-- start of Data for the task --
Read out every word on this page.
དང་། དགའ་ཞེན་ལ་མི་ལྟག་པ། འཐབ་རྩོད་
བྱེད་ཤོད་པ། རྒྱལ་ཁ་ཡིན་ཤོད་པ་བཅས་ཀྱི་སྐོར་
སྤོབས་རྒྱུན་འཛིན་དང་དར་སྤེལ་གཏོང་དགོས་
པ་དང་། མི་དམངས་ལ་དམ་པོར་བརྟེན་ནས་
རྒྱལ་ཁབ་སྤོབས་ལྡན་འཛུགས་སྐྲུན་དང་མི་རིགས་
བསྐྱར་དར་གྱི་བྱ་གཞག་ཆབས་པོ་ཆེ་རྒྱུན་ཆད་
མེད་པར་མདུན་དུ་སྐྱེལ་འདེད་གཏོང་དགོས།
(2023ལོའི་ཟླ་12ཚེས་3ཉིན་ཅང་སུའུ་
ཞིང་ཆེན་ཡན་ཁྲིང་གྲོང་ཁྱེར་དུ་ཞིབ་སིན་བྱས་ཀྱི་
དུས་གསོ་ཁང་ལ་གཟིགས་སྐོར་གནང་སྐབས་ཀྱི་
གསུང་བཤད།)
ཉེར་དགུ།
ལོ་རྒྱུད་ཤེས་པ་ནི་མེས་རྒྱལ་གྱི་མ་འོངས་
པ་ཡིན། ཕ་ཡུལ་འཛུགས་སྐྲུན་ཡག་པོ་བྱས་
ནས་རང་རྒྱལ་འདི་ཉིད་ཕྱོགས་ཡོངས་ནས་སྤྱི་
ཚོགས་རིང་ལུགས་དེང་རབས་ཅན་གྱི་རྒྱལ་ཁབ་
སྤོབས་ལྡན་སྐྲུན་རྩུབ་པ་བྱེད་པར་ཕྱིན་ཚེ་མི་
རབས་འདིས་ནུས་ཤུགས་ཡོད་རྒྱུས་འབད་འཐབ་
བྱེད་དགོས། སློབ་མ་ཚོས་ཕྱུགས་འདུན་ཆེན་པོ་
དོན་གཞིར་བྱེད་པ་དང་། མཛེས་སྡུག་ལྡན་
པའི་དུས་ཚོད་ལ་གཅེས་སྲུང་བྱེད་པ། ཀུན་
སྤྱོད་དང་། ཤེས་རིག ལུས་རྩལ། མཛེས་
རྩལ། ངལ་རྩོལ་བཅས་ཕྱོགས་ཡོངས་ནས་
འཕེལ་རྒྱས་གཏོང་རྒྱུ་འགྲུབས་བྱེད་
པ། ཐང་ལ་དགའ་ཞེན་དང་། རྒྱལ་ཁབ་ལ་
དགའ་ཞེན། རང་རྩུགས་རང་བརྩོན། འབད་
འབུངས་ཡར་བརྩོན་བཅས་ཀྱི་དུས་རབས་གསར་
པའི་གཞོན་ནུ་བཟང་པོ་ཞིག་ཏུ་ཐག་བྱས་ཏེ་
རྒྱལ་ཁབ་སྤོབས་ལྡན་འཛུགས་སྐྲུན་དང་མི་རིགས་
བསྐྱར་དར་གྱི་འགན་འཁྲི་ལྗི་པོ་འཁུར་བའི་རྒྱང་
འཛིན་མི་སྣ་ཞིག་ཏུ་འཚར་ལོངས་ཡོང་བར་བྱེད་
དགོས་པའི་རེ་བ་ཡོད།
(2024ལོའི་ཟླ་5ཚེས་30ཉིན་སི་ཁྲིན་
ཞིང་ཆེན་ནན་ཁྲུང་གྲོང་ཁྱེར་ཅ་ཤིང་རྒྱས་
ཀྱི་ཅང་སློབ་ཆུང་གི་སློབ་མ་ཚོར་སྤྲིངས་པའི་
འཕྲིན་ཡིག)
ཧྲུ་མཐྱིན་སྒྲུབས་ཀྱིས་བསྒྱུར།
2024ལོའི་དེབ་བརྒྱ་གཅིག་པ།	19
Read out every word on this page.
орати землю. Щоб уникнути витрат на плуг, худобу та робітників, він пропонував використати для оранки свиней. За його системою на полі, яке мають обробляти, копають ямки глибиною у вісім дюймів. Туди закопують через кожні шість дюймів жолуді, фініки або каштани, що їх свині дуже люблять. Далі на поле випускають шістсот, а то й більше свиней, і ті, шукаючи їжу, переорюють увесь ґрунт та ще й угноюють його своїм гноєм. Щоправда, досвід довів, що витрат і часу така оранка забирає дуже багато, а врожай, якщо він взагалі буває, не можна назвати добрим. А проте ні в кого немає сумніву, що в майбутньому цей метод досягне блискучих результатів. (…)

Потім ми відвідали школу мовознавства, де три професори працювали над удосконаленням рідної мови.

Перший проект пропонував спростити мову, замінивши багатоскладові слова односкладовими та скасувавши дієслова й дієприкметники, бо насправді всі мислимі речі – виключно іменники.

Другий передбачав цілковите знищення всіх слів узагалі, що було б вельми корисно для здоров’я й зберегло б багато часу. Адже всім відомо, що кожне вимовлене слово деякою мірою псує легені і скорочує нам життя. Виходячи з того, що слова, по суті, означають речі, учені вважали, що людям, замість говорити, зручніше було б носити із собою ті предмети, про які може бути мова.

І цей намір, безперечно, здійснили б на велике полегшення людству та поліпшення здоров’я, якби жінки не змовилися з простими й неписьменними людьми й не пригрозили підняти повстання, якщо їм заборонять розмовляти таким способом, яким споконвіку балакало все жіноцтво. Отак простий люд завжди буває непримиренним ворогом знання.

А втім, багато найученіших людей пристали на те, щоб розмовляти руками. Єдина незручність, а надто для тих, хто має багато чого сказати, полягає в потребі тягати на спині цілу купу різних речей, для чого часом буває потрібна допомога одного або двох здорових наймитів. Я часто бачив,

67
-- end of Data for the task --
→ **Exercise**
Go through the records and gather the lines that hold "розмовляти".

→ **Output**
І цей намір, безперечно, здійснили б на велике полегшення людству та поліпшення здоров’я, якби жінки не змовилися з простими й неписьменними людьми й не пригрозили підняти повстання, якщо їм заборонять розмовляти таким способом, яким споконвіку балакало все жіноцтво. Отак простий люд завжди буває непримиренним ворогом знання.
А втім, багато найученіших людей пристали на те, щоб розмовляти руками. Єдина незручність, а надто для тих, хто має багато чого сказати, полягає в потребі тягати на спині цілу купу різних речей, для чого часом буває потрібна допомога одного або двох здорових наймитів. Я часто бачив,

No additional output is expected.